- Objective
Determine the number of lines holding the word "name"; answer with that number only.

· · · ·

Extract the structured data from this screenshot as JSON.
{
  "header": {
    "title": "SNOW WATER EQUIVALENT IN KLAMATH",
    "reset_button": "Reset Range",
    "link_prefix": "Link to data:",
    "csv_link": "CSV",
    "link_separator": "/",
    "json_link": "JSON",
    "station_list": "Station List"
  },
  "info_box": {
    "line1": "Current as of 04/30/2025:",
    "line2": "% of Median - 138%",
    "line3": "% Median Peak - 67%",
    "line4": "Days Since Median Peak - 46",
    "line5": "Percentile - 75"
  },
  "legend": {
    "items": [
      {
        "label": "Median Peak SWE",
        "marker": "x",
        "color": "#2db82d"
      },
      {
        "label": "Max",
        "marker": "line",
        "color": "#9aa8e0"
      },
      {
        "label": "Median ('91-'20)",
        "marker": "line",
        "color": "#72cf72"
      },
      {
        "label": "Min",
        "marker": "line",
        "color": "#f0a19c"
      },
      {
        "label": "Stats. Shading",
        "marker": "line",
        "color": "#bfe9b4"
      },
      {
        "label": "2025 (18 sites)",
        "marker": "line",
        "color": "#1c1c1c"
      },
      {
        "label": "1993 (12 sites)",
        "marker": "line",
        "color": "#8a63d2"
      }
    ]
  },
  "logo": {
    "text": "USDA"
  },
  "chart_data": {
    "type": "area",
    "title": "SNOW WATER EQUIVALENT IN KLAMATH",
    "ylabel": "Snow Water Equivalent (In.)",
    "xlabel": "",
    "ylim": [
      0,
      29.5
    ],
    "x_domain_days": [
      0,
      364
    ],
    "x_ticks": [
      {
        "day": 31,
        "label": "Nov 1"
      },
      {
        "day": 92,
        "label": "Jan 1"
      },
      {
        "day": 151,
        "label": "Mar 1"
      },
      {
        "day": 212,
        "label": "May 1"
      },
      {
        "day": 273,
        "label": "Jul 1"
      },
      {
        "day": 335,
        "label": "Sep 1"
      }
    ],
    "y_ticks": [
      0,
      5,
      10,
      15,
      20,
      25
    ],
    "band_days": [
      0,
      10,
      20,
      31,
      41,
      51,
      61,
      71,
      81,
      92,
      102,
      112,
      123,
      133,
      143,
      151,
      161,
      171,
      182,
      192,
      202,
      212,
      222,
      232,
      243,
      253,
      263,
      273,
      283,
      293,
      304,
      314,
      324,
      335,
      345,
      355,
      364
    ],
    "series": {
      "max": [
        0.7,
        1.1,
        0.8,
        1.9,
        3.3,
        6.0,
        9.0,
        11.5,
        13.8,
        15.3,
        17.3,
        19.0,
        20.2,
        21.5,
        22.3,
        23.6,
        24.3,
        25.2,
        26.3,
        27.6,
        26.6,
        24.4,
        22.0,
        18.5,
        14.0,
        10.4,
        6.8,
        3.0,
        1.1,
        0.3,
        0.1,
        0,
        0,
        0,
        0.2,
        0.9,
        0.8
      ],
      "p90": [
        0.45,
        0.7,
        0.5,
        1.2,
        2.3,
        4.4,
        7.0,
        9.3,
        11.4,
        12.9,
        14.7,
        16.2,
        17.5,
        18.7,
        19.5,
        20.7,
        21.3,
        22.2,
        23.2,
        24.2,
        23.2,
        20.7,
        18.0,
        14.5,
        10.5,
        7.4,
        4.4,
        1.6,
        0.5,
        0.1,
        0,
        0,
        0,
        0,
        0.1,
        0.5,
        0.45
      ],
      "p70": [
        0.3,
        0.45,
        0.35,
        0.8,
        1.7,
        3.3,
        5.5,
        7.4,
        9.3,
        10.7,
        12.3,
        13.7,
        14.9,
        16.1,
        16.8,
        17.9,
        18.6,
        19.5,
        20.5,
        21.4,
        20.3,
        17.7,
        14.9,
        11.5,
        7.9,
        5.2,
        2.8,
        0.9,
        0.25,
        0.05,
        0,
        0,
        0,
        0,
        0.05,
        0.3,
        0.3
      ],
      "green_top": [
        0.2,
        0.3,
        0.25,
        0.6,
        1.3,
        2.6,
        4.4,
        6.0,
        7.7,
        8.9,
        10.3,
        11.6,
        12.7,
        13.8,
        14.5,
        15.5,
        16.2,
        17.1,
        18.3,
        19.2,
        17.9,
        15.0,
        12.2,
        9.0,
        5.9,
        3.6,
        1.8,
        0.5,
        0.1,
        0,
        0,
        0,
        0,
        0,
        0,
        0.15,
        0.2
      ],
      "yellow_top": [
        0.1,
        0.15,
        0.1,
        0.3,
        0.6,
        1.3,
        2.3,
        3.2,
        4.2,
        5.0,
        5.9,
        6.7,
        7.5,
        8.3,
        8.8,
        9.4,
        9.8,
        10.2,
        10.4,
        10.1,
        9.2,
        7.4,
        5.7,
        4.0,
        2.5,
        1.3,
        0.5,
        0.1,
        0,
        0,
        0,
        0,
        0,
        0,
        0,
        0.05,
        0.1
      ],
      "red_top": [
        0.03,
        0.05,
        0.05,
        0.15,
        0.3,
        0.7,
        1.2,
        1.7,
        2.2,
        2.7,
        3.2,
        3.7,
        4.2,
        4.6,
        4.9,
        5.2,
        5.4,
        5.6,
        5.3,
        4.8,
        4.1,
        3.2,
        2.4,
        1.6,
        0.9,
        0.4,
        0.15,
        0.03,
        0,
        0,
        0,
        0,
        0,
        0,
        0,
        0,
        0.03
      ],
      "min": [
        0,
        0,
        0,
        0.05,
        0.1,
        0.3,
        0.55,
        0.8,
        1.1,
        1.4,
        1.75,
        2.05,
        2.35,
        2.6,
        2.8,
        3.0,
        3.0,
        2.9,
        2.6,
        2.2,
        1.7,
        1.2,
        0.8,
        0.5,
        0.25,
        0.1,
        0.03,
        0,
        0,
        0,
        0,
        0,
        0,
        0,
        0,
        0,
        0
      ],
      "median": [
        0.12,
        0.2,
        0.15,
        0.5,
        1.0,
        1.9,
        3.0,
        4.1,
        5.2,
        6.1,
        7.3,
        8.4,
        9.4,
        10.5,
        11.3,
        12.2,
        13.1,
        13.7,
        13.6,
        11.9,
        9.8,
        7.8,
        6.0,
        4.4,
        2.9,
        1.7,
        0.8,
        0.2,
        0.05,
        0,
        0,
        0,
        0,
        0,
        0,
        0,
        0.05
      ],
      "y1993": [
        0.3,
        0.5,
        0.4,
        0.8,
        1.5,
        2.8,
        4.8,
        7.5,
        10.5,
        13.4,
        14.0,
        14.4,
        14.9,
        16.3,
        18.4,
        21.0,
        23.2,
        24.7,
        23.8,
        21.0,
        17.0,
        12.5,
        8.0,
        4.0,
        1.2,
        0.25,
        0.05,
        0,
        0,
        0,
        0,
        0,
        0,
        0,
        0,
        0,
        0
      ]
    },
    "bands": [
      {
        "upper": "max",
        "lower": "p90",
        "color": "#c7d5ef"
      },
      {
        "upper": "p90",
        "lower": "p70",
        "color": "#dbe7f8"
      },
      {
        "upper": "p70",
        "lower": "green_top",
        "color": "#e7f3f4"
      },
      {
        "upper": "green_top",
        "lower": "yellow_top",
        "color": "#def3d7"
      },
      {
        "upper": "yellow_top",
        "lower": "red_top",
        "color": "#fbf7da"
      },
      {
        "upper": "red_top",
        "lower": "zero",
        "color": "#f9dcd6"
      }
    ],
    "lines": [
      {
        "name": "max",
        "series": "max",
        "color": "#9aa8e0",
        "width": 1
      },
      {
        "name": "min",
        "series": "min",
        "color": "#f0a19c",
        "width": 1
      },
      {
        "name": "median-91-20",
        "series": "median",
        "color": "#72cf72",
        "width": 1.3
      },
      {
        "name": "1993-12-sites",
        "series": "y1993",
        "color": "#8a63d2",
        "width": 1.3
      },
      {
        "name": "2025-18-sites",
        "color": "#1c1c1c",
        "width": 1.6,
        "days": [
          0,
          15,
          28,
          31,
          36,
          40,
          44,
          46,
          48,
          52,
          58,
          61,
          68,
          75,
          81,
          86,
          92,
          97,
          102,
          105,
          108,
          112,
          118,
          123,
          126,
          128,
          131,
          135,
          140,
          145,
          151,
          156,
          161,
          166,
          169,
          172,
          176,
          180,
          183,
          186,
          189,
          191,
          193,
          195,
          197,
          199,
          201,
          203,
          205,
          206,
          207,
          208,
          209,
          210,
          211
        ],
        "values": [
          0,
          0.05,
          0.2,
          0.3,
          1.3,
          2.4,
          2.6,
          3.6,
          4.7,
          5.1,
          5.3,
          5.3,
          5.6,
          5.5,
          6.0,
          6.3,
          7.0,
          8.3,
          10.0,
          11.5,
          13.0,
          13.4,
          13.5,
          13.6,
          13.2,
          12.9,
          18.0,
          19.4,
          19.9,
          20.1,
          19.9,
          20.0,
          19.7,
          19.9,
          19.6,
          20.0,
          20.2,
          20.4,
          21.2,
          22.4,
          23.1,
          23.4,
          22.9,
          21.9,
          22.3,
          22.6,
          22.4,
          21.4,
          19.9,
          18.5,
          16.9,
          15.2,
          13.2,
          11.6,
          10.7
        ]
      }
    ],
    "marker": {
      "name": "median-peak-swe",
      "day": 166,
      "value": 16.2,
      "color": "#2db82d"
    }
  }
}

· · · ·

- Exercise output
6